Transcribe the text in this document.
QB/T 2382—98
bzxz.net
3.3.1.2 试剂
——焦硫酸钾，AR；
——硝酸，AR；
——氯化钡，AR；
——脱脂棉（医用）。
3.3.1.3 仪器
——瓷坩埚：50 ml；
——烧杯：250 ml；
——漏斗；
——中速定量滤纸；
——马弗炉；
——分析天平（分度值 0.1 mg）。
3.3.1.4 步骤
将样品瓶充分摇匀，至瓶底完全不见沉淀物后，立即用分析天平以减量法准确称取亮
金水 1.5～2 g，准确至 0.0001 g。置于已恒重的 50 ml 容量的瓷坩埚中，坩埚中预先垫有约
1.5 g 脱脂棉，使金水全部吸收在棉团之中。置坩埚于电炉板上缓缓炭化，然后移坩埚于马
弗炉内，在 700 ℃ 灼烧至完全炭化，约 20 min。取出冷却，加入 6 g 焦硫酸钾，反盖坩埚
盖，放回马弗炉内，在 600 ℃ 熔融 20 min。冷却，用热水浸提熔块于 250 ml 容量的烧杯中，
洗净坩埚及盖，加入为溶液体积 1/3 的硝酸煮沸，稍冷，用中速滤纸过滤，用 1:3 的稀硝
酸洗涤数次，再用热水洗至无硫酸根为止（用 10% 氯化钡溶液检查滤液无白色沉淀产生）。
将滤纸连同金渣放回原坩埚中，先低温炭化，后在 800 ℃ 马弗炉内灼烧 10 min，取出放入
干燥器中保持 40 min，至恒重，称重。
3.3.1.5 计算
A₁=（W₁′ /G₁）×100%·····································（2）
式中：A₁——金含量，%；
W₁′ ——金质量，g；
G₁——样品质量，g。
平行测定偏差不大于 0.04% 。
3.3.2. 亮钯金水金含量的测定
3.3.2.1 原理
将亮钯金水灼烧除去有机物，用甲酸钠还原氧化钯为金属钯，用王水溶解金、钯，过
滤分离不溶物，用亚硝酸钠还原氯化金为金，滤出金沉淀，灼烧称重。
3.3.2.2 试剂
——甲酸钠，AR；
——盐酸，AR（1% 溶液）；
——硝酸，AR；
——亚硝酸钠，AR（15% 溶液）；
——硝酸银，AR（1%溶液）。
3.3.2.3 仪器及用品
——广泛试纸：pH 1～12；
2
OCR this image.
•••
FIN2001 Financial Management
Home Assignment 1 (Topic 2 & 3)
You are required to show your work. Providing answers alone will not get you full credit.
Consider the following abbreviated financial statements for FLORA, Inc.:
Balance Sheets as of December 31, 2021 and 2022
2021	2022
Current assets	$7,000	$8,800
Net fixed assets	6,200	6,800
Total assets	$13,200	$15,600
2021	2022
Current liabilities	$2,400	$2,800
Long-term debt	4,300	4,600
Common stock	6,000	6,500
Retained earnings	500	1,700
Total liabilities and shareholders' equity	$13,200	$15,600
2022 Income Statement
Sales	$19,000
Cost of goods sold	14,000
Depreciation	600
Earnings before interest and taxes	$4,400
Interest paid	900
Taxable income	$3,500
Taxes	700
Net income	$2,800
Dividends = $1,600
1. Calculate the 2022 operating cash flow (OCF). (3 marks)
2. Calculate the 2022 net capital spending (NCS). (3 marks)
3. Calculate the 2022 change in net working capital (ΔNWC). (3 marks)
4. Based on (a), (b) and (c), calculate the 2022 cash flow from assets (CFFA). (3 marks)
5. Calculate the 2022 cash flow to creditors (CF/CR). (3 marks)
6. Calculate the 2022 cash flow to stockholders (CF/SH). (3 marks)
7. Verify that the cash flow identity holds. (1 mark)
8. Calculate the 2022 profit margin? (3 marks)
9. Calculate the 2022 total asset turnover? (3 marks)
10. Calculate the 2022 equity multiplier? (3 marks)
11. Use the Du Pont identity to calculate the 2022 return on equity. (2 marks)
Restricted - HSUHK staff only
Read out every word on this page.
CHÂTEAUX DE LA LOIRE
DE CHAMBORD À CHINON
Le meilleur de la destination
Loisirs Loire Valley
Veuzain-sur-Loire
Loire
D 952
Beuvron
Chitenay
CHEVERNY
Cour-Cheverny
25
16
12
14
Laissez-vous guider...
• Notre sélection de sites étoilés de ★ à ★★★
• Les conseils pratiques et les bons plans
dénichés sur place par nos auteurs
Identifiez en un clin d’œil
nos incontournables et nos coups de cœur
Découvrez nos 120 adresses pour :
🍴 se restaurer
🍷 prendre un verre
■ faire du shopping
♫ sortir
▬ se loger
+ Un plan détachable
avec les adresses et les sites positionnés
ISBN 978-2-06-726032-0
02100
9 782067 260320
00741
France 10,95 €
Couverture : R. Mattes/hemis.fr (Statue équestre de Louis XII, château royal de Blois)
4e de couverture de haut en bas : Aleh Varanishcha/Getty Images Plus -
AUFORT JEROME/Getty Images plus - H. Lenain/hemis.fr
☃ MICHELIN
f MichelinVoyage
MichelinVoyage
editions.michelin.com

..........

● **Task to carry out**
Take the line that contains "Read out every word on this page." and each line after it down to the last of the records, and retype them exactly; add nothing else.

● **Exercise result**
Read out every word on this page.
CHÂTEAUX DE LA LOIRE
DE CHAMBORD À CHINON
Le meilleur de la destination
Loisirs Loire Valley
Veuzain-sur-Loire
Loire
D 952
Beuvron
Chitenay
CHEVERNY
Cour-Cheverny
25
16
12
14
Laissez-vous guider...
• Notre sélection de sites étoilés de ★ à ★★★
• Les conseils pratiques et les bons plans
dénichés sur place par nos auteurs
Identifiez en un clin d’œil
nos incontournables et nos coups de cœur
Découvrez nos 120 adresses pour :
🍴 se restaurer
🍷 prendre un verre
■ faire du shopping
♫ sortir
▬ se loger
+ Un plan détachable
avec les adresses et les sites positionnés
ISBN 978-2-06-726032-0
02100
9 782067 260320
00741
France 10,95 €
Couverture : R. Mattes/hemis.fr (Statue équestre de Louis XII, château royal de Blois)
4e de couverture de haut en bas : Aleh Varanishcha/Getty Images Plus -
AUFORT JEROME/Getty Images plus - H. Lenain/hemis.fr
☃ MICHELIN
f MichelinVoyage
MichelinVoyage
editions.michelin.com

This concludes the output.